● **Exercise instructions**: Return all of the entries exactly as written.

● **Data for processing**:
□ □ □ □ □
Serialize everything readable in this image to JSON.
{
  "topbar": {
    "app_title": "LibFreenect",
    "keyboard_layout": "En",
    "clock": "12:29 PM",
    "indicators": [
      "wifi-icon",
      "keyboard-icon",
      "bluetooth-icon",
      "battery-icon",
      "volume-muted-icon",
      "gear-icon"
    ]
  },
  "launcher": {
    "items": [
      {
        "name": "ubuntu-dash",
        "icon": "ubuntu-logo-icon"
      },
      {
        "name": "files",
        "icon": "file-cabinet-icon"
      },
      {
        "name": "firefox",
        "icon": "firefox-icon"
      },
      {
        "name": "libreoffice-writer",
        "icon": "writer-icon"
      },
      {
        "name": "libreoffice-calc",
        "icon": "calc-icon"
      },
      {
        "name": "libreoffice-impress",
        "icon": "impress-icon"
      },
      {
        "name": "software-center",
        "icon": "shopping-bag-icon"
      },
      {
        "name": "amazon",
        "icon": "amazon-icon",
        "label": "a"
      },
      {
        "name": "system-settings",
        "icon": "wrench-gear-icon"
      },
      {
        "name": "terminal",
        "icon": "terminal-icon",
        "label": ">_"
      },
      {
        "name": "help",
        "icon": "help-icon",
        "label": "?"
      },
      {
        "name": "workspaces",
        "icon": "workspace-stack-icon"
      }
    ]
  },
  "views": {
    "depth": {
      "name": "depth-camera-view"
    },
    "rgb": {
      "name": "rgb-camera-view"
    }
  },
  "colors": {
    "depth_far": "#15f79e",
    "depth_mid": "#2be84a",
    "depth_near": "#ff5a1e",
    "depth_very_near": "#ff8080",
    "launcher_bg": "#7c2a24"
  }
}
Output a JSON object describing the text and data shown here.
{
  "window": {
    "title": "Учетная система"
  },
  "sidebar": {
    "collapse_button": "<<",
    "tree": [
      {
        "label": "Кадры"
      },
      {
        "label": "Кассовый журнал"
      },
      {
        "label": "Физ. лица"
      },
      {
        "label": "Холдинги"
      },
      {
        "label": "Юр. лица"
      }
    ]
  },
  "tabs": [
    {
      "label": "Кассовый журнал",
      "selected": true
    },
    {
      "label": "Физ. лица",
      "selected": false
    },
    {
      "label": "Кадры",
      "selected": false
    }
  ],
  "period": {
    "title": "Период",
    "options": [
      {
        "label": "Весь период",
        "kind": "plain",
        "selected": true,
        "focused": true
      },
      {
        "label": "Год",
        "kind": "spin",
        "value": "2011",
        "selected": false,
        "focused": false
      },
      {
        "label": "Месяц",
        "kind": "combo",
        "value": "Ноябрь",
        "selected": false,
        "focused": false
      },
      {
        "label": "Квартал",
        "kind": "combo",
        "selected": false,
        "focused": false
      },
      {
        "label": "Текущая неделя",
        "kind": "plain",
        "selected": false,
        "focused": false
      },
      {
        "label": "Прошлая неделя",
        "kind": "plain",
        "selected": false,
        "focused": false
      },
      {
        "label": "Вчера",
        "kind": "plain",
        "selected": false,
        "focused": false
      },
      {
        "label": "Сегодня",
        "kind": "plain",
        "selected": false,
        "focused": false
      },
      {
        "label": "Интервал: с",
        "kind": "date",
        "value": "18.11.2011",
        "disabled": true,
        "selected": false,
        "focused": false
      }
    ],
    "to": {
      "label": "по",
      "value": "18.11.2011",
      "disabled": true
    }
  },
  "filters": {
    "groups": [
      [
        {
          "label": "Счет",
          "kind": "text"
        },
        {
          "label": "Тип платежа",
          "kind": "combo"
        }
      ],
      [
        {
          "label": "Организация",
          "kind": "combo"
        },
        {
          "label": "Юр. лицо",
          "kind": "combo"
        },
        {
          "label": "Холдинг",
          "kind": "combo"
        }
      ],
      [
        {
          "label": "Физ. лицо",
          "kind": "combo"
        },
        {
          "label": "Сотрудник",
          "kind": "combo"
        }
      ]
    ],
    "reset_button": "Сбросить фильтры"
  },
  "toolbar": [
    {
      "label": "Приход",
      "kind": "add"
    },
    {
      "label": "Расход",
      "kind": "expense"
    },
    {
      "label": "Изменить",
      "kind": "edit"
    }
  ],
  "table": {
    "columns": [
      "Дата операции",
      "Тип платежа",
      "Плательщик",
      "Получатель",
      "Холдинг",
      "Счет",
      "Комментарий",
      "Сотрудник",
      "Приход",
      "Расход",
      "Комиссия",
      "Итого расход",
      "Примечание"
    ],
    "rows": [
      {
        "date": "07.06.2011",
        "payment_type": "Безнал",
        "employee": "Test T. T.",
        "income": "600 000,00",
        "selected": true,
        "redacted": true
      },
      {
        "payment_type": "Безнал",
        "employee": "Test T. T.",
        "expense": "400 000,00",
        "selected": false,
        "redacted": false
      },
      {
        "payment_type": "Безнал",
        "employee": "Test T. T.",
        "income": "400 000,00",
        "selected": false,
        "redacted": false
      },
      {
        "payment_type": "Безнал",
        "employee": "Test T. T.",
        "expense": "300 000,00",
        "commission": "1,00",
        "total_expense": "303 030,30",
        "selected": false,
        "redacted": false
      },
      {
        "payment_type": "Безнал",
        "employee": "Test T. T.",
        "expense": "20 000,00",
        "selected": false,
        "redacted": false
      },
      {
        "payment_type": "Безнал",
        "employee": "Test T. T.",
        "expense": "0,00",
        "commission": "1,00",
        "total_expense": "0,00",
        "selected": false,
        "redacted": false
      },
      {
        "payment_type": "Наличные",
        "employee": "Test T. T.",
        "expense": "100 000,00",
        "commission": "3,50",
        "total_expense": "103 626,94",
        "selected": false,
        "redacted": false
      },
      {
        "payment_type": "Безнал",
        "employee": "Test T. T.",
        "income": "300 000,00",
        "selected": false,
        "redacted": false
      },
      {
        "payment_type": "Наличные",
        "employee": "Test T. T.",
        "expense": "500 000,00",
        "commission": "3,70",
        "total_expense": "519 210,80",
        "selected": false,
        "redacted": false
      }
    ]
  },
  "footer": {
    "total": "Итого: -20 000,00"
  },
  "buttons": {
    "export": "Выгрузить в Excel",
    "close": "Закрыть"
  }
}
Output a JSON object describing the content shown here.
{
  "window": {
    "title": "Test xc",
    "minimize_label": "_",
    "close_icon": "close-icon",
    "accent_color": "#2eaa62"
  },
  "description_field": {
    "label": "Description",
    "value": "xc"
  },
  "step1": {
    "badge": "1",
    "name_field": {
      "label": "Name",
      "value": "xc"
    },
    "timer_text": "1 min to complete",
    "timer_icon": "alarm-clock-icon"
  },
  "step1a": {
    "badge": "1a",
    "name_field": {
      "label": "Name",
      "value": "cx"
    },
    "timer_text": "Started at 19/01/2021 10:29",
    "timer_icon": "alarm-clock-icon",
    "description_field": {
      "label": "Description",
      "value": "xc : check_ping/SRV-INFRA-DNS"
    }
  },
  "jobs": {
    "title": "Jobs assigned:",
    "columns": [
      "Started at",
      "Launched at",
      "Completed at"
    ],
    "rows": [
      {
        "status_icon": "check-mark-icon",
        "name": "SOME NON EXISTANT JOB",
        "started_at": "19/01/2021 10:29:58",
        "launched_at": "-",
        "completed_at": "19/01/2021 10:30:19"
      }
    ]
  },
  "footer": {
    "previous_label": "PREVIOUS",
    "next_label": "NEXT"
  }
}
□ □ □ □ □
● **Response to this exercise**:
Serialize everything readable in this image to JSON.
{
  "topbar": {
    "app_title": "LibFreenect",
    "keyboard_layout": "En",
    "clock": "12:29 PM",
    "indicators": [
      "wifi-icon",
      "keyboard-icon",
      "bluetooth-icon",
      "battery-icon",
      "volume-muted-icon",
      "gear-icon"
    ]
  },
  "launcher": {
    "items": [
      {
        "name": "ubuntu-dash",
        "icon": "ubuntu-logo-icon"
      },
      {
        "name": "files",
        "icon": "file-cabinet-icon"
      },
      {
        "name": "firefox",
        "icon": "firefox-icon"
      },
      {
        "name": "libreoffice-writer",
        "icon": "writer-icon"
      },
      {
        "name": "libreoffice-calc",
        "icon": "calc-icon"
      },
      {
        "name": "libreoffice-impress",
        "icon": "impress-icon"
      },
      {
        "name": "software-center",
        "icon": "shopping-bag-icon"
      },
      {
        "name": "amazon",
        "icon": "amazon-icon",
        "label": "a"
      },
      {
        "name": "system-settings",
        "icon": "wrench-gear-icon"
      },
      {
        "name": "terminal",
        "icon": "terminal-icon",
        "label": ">_"
      },
      {
        "name": "help",
        "icon": "help-icon",
        "label": "?"
      },
      {
        "name": "workspaces",
        "icon": "workspace-stack-icon"
      }
    ]
  },
  "views": {
    "depth": {
      "name": "depth-camera-view"
    },
    "rgb": {
      "name": "rgb-camera-view"
    }
  },
  "colors": {
    "depth_far": "#15f79e",
    "depth_mid": "#2be84a",
    "depth_near": "#ff5a1e",
    "depth_very_near": "#ff8080",
    "launcher_bg": "#7c2a24"
  }
}
Output a JSON object describing the text and data shown here.
{
  "window": {
    "title": "Учетная система"
  },
  "sidebar": {
    "collapse_button": "<<",
    "tree": [
      {
        "label": "Кадры"
      },
      {
        "label": "Кассовый журнал"
      },
      {
        "label": "Физ. лица"
      },
      {
        "label": "Холдинги"
      },
      {
        "label": "Юр. лица"
      }
    ]
  },
  "tabs": [
    {
      "label": "Кассовый журнал",
      "selected": true
    },
    {
      "label": "Физ. лица",
      "selected": false
    },
    {
      "label": "Кадры",
      "selected": false
    }
  ],
  "period": {
    "title": "Период",
    "options": [
      {
        "label": "Весь период",
        "kind": "plain",
        "selected": true,
        "focused": true
      },
      {
        "label": "Год",
        "kind": "spin",
        "value": "2011",
        "selected": false,
        "focused": false
      },
      {
        "label": "Месяц",
        "kind": "combo",
        "value": "Ноябрь",
        "selected": false,
        "focused": false
      },
      {
        "label": "Квартал",
        "kind": "combo",
        "selected": false,
        "focused": false
      },
      {
        "label": "Текущая неделя",
        "kind": "plain",
        "selected": false,
        "focused": false
      },
      {
        "label": "Прошлая неделя",
        "kind": "plain",
        "selected": false,
        "focused": false
      },
      {
        "label": "Вчера",
        "kind": "plain",
        "selected": false,
        "focused": false
      },
      {
        "label": "Сегодня",
        "kind": "plain",
        "selected": false,
        "focused": false
      },
      {
        "label": "Интервал: с",
        "kind": "date",
        "value": "18.11.2011",
        "disabled": true,
        "selected": false,
        "focused": false
      }
    ],
    "to": {
      "label": "по",
      "value": "18.11.2011",
      "disabled": true
    }
  },
  "filters": {
    "groups": [
      [
        {
          "label": "Счет",
          "kind": "text"
        },
        {
          "label": "Тип платежа",
          "kind": "combo"
        }
      ],
      [
        {
          "label": "Организация",
          "kind": "combo"
        },
        {
          "label": "Юр. лицо",
          "kind": "combo"
        },
        {
          "label": "Холдинг",
          "kind": "combo"
        }
      ],
      [
        {
          "label": "Физ. лицо",
          "kind": "combo"
        },
        {
          "label": "Сотрудник",
          "kind": "combo"
        }
      ]
    ],
    "reset_button": "Сбросить фильтры"
  },
  "toolbar": [
    {
      "label": "Приход",
      "kind": "add"
    },
    {
      "label": "Расход",
      "kind": "expense"
    },
    {
      "label": "Изменить",
      "kind": "edit"
    }
  ],
  "table": {
    "columns": [
      "Дата операции",
      "Тип платежа",
      "Плательщик",
      "Получатель",
      "Холдинг",
      "Счет",
      "Комментарий",
      "Сотрудник",
      "Приход",
      "Расход",
      "Комиссия",
      "Итого расход",
      "Примечание"
    ],
    "rows": [
      {
        "date": "07.06.2011",
        "payment_type": "Безнал",
        "employee": "Test T. T.",
        "income": "600 000,00",
        "selected": true,
        "redacted": true
      },
      {
        "payment_type": "Безнал",
        "employee": "Test T. T.",
        "expense": "400 000,00",
        "selected": false,
        "redacted": false
      },
      {
        "payment_type": "Безнал",
        "employee": "Test T. T.",
        "income": "400 000,00",
        "selected": false,
        "redacted": false
      },
      {
        "payment_type": "Безнал",
        "employee": "Test T. T.",
        "expense": "300 000,00",
        "commission": "1,00",
        "total_expense": "303 030,30",
        "selected": false,
        "redacted": false
      },
      {
        "payment_type": "Безнал",
        "employee": "Test T. T.",
        "expense": "20 000,00",
        "selected": false,
        "redacted": false
      },
      {
        "payment_type": "Безнал",
        "employee": "Test T. T.",
        "expense": "0,00",
        "commission": "1,00",
        "total_expense": "0,00",
        "selected": false,
        "redacted": false
      },
      {
        "payment_type": "Наличные",
        "employee": "Test T. T.",
        "expense": "100 000,00",
        "commission": "3,50",
        "total_expense": "103 626,94",
        "selected": false,
        "redacted": false
      },
      {
        "payment_type": "Безнал",
        "employee": "Test T. T.",
        "income": "300 000,00",
        "selected": false,
        "redacted": false
      },
      {
        "payment_type": "Наличные",
        "employee": "Test T. T.",
        "expense": "500 000,00",
        "commission": "3,70",
        "total_expense": "519 210,80",
        "selected": false,
        "redacted": false
      }
    ]
  },
  "footer": {
    "total": "Итого: -20 000,00"
  },
  "buttons": {
    "export": "Выгрузить в Excel",
    "close": "Закрыть"
  }
}
Output a JSON object describing the content shown here.
{
  "window": {
    "title": "Test xc",
    "minimize_label": "_",
    "close_icon": "close-icon",
    "accent_color": "#2eaa62"
  },
  "description_field": {
    "label": "Description",
    "value": "xc"
  },
  "step1": {
    "badge": "1",
    "name_field": {
      "label": "Name",
      "value": "xc"
    },
    "timer_text": "1 min to complete",
    "timer_icon": "alarm-clock-icon"
  },
  "step1a": {
    "badge": "1a",
    "name_field": {
      "label": "Name",
      "value": "cx"
    },
    "timer_text": "Started at 19/01/2021 10:29",
    "timer_icon": "alarm-clock-icon",
    "description_field": {
      "label": "Description",
      "value": "xc : check_ping/SRV-INFRA-DNS"
    }
  },
  "jobs": {
    "title": "Jobs assigned:",
    "columns": [
      "Started at",
      "Launched at",
      "Completed at"
    ],
    "rows": [
      {
        "status_icon": "check-mark-icon",
        "name": "SOME NON EXISTANT JOB",
        "started_at": "19/01/2021 10:29:58",
        "launched_at": "-",
        "completed_at": "19/01/2021 10:30:19"
      }
    ]
  },
  "footer": {
    "previous_label": "PREVIOUS",
    "next_label": "NEXT"
  }
}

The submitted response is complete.